# The task
Copy the data that follows, character for character, minus the pictures.

# Material for the task
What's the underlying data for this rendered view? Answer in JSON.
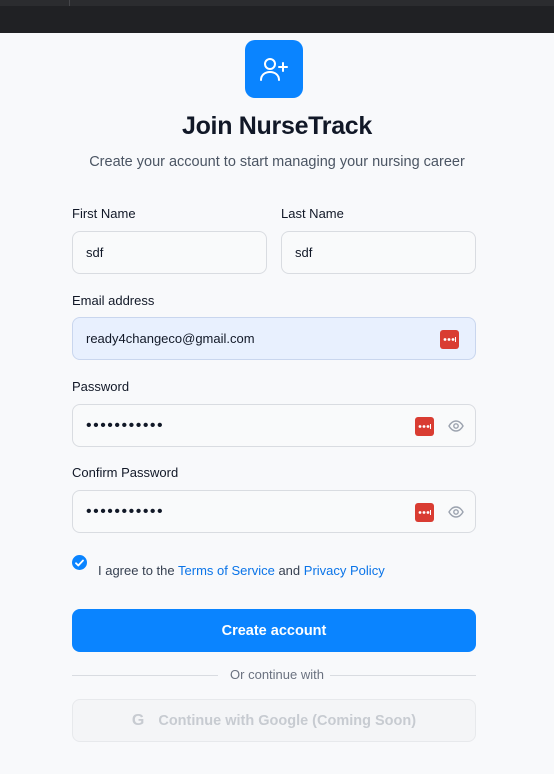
{
  "page": {
    "title": "Join NurseTrack",
    "subtitle": "Create your account to start managing your nursing career"
  },
  "form": {
    "first_name_label": "First Name",
    "first_name_value": "sdf",
    "last_name_label": "Last Name",
    "last_name_value": "sdf",
    "email_label": "Email address",
    "email_value": "ready4changeco@gmail.com",
    "password_label": "Password",
    "password_value": "•••••••••••",
    "confirm_label": "Confirm Password",
    "confirm_value": "•••••••••••",
    "agree_prefix": "I agree to the",
    "terms_link": "Terms of Service",
    "agree_and": "and",
    "privacy_link": "Privacy Policy",
    "agree_checked": true,
    "submit_label": "Create account",
    "divider_text": "Or continue with",
    "google_label": "Continue with Google (Coming Soon)",
    "google_icon_text": "G"
  },
  "icons": {
    "logo": "user-plus-icon",
    "password_manager": "password-manager-icon",
    "show_password": "eye-icon",
    "check": "check-icon",
    "google": "google-icon"
  },
  "colors": {
    "accent": "#0a84ff",
    "password_manager_badge": "#d93c32",
    "autofill_background": "#e8f0fe"
  }
}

# Completed exercise
What's the underlying data for this rendered view? Answer in JSON.
{
  "page": {
    "title": "Join NurseTrack",
    "subtitle": "Create your account to start managing your nursing career"
  },
  "form": {
    "first_name_label": "First Name",
    "first_name_value": "sdf",
    "last_name_label": "Last Name",
    "last_name_value": "sdf",
    "email_label": "Email address",
    "email_value": "ready4changeco@gmail.com",
    "password_label": "Password",
    "password_value": "•••••••••••",
    "confirm_label": "Confirm Password",
    "confirm_value": "•••••••••••",
    "agree_prefix": "I agree to the",
    "terms_link": "Terms of Service",
    "agree_and": "and",
    "privacy_link": "Privacy Policy",
    "agree_checked": true,
    "submit_label": "Create account",
    "divider_text": "Or continue with",
    "google_label": "Continue with Google (Coming Soon)",
    "google_icon_text": "G"
  },
  "icons": {
    "logo": "user-plus-icon",
    "password_manager": "password-manager-icon",
    "show_password": "eye-icon",
    "check": "check-icon",
    "google": "google-icon"
  },
  "colors": {
    "accent": "#0a84ff",
    "password_manager_badge": "#d93c32",
    "autofill_background": "#e8f0fe"
  }
}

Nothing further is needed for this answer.